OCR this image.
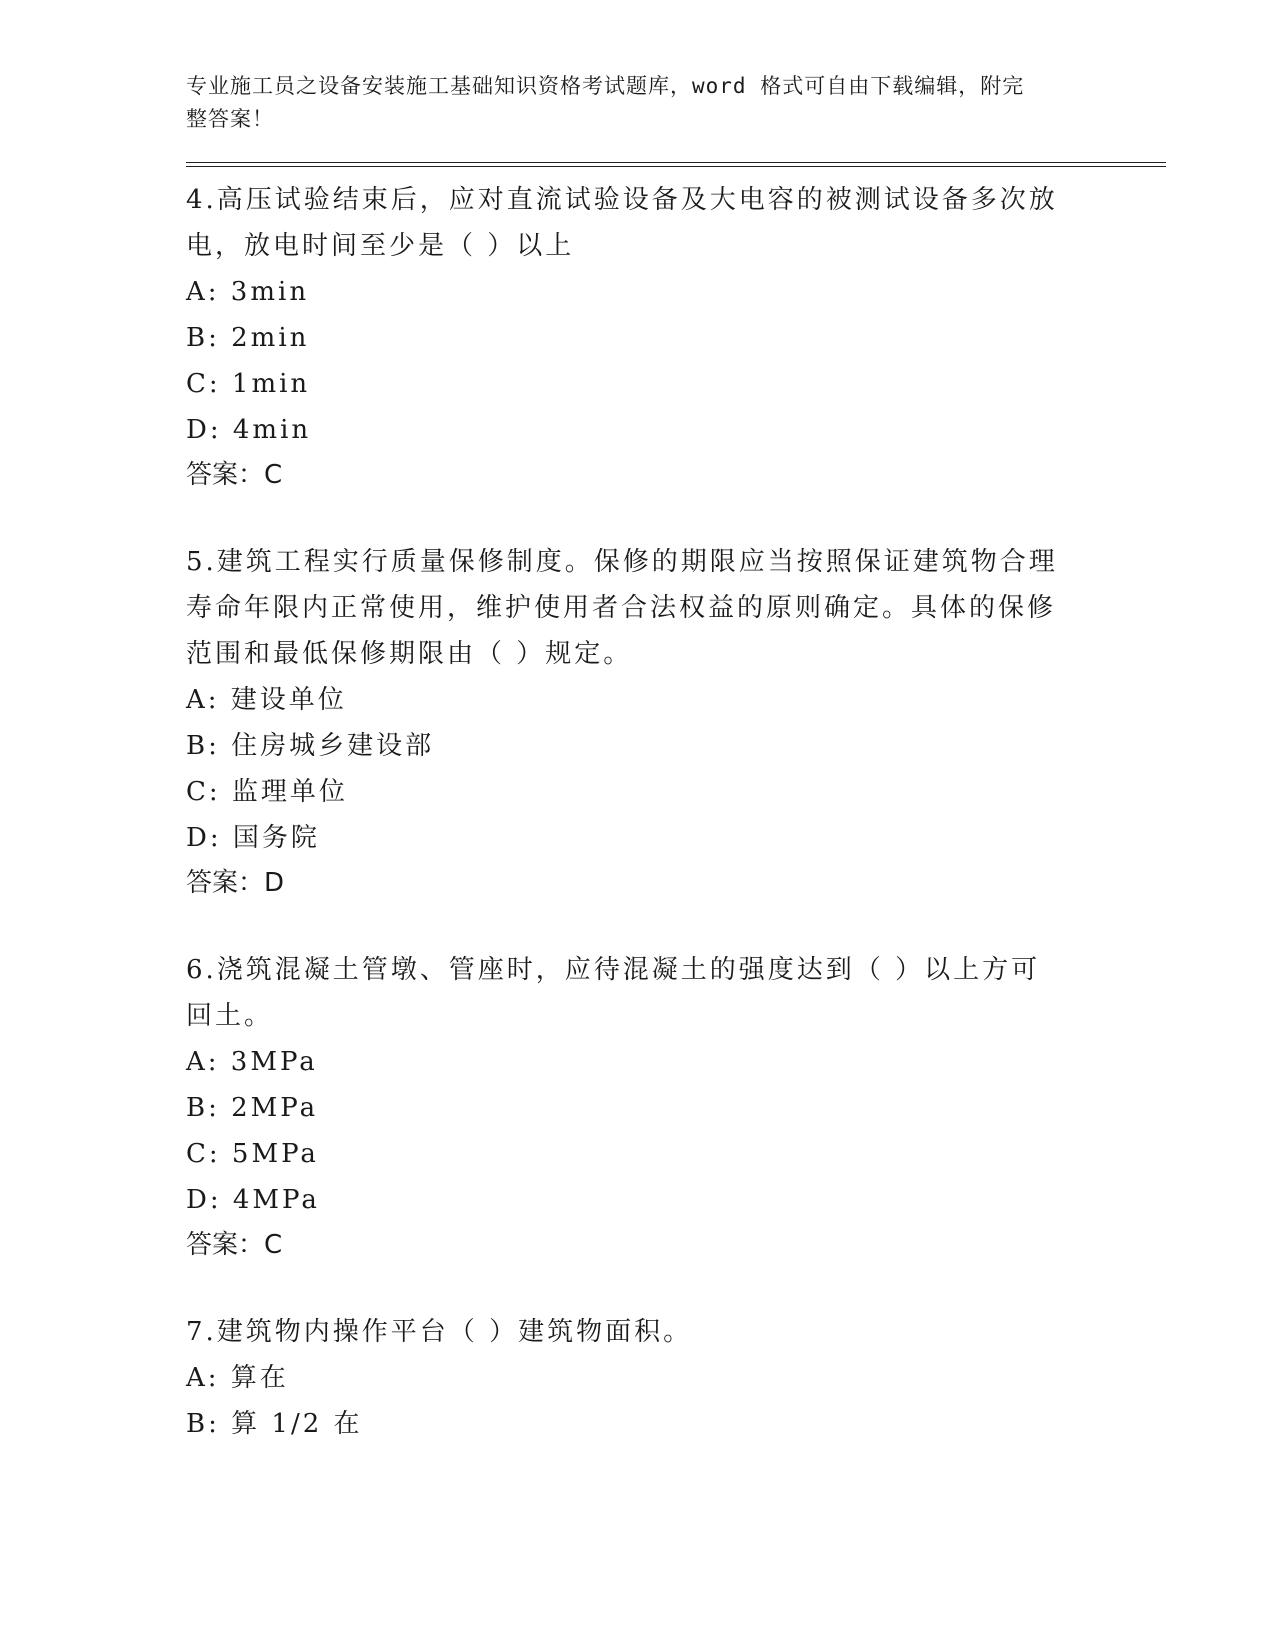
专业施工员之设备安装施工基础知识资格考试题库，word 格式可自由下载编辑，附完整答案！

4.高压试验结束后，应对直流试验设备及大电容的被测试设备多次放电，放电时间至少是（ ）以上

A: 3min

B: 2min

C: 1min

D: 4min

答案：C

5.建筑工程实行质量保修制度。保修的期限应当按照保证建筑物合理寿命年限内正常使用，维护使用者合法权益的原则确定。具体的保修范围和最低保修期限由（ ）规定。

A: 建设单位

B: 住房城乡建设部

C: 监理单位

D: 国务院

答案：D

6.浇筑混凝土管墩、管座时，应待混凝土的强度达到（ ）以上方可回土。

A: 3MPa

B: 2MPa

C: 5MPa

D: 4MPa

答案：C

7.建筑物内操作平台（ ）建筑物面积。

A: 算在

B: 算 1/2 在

☆ ☆ ☆ ☆

# DIRECTIONS
Transcribe the full listing above exactly, with the images removed.

# EXPECTED ANSWER
OCR this image.
专业施工员之设备安装施工基础知识资格考试题库，word 格式可自由下载编辑，附完整答案！

4.高压试验结束后，应对直流试验设备及大电容的被测试设备多次放电，放电时间至少是（ ）以上

A: 3min

B: 2min

C: 1min

D: 4min

答案：C

5.建筑工程实行质量保修制度。保修的期限应当按照保证建筑物合理寿命年限内正常使用，维护使用者合法权益的原则确定。具体的保修范围和最低保修期限由（ ）规定。

A: 建设单位

B: 住房城乡建设部

C: 监理单位

D: 国务院

答案：D

6.浇筑混凝土管墩、管座时，应待混凝土的强度达到（ ）以上方可回土。

A: 3MPa

B: 2MPa

C: 5MPa

D: 4MPa

答案：C

7.建筑物内操作平台（ ）建筑物面积。

A: 算在

B: 算 1/2 在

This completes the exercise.